→ **EXTRACTO**
────────────────────────────────────────

Hay quienes miran de reojo hacia los centros de acogida cercanos, el de San Isidro y el de La Rosa, situados en el próximo paseo del Rey. «Allí se corre la voz y por eso este asentamiento no para de crecer», sostiene Eduardo, que, de forma recurrente, pasea a su perro por los lomos del parque. «Suelen moverse por el parque y se asientan donde menos se les ve. En este caso concreto, junto a las vías del tren». Añaden los vecinos en su lamento que la presencia policial es «prácticamente inexistente», más allá de intervenciones puntuales cuando se la requiere: «Se percibe falta de control y deja a los usuarios del parque en una situación de indefensión». Y recuerdan que hay más casetas de este tipo a lo largo de la ribera del río Manzanares.
"Tres personas han rechazado la intervención"

────────────────────────────────────────

→ **ENUNCIADO DE LA TAREA**
Transcriba sin cambios el pasaje del extracto que comienza en las palabras que contienen "Hay quienes miran" y concluye tras "del río Manzanares.".

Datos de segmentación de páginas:
────────────────────────────────────────

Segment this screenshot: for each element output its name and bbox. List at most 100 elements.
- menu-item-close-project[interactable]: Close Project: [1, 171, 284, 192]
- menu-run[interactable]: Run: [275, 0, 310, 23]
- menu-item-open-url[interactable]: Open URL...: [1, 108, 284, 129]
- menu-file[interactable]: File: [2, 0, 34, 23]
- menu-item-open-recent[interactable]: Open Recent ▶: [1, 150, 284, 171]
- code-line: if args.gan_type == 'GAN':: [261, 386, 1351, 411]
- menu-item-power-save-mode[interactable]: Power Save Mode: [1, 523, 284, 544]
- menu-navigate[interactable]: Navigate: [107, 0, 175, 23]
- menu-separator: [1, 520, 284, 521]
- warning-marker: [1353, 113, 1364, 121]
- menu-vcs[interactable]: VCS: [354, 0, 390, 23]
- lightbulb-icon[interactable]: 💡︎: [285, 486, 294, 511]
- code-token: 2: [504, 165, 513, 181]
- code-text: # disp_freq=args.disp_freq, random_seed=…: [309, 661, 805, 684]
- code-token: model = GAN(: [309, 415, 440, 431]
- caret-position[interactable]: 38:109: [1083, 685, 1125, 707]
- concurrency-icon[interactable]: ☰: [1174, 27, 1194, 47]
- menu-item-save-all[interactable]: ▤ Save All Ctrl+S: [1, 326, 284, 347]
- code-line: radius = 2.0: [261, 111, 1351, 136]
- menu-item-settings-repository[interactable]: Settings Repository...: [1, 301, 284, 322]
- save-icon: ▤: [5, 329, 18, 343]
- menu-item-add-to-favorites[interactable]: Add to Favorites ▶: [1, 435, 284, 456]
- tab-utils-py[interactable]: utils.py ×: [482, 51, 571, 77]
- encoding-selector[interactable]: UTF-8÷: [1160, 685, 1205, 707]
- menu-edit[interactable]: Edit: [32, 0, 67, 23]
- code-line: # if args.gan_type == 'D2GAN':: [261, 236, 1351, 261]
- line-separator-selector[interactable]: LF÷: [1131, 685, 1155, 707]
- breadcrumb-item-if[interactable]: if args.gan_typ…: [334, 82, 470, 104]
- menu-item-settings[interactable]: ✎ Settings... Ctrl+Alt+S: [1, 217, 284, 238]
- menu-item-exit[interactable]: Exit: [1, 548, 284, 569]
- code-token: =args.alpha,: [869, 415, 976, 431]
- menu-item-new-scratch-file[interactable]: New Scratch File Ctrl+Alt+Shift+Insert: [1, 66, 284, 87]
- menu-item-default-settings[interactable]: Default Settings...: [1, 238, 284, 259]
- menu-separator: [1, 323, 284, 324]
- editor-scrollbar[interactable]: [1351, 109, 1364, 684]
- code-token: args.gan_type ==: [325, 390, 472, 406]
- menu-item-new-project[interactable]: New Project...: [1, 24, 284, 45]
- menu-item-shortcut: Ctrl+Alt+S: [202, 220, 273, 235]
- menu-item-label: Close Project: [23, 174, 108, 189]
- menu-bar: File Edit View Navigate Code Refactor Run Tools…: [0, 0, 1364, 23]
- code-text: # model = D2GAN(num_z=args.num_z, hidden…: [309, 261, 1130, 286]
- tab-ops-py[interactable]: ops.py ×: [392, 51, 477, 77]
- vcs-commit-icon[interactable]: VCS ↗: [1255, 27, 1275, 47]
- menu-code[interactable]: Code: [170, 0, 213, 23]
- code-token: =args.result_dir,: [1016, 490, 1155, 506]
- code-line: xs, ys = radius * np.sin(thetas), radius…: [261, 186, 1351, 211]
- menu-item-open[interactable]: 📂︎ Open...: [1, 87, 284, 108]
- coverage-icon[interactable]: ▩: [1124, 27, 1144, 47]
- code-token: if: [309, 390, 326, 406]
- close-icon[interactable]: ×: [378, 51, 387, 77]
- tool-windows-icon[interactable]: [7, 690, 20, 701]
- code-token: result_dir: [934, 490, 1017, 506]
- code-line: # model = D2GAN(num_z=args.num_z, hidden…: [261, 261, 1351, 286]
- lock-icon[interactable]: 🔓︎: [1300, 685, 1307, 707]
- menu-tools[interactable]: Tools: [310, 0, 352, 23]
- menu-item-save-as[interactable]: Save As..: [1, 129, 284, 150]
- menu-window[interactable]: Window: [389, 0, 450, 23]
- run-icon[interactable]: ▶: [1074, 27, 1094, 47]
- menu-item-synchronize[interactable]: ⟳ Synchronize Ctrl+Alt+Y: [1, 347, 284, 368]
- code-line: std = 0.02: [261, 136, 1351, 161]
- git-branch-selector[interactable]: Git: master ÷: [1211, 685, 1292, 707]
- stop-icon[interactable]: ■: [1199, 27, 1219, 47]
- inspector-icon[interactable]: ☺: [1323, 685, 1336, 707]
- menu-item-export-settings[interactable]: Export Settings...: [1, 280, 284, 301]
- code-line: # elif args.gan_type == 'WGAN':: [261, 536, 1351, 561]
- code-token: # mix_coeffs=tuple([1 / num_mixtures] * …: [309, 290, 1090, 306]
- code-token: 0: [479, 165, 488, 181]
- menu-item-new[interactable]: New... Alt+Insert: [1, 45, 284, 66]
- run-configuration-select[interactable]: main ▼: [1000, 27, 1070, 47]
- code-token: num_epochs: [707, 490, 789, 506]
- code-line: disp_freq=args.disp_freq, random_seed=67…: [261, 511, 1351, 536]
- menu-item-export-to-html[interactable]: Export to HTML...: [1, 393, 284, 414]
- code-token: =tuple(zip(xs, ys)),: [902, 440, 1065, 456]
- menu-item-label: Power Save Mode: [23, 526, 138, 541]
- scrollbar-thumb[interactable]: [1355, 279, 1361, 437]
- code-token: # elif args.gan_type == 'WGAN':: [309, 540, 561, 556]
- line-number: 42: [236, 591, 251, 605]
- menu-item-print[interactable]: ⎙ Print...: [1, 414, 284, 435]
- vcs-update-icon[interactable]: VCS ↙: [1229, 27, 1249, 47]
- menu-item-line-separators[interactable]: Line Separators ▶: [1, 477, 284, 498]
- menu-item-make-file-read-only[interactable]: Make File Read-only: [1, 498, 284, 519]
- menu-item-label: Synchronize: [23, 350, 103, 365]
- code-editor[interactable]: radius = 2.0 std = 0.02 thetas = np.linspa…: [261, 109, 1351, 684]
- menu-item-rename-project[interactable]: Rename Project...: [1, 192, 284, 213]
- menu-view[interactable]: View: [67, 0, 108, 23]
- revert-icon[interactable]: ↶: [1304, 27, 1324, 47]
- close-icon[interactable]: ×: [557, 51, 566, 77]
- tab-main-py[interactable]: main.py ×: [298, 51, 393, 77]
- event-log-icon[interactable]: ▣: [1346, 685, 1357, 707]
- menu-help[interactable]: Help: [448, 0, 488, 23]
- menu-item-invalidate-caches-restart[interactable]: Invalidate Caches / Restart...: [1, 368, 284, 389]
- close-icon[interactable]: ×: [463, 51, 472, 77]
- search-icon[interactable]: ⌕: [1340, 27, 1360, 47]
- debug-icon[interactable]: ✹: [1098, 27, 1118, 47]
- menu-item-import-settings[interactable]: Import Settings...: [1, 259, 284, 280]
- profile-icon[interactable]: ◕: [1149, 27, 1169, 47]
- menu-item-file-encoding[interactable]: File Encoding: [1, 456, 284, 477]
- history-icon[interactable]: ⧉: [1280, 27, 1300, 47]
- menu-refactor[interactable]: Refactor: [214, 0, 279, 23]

────────────────────────────────────────

→ **RESPUESTA A LA TAREA**
Hay quienes miran de reojo hacia los centros de acogida cercanos, el de San Isidro y el de La Rosa, situados en el próximo paseo del Rey. «Allí se corre la voz y por eso este asentamiento no para de crecer», sostiene Eduardo, que, de forma recurrente, pasea a su perro por los lomos del parque. «Suelen moverse por el parque y se asientan donde menos se les ve. En este caso concreto, junto a las vías del tren». Añaden los vecinos en su lamento que la presencia policial es «prácticamente inexistente», más allá de intervenciones puntuales cuando se la requiere: «Se percibe falta de control y deja a los usuarios del parque en una situación de indefensión». Y recuerdan que hay más casetas de este tipo a lo largo de la ribera del río Manzanares.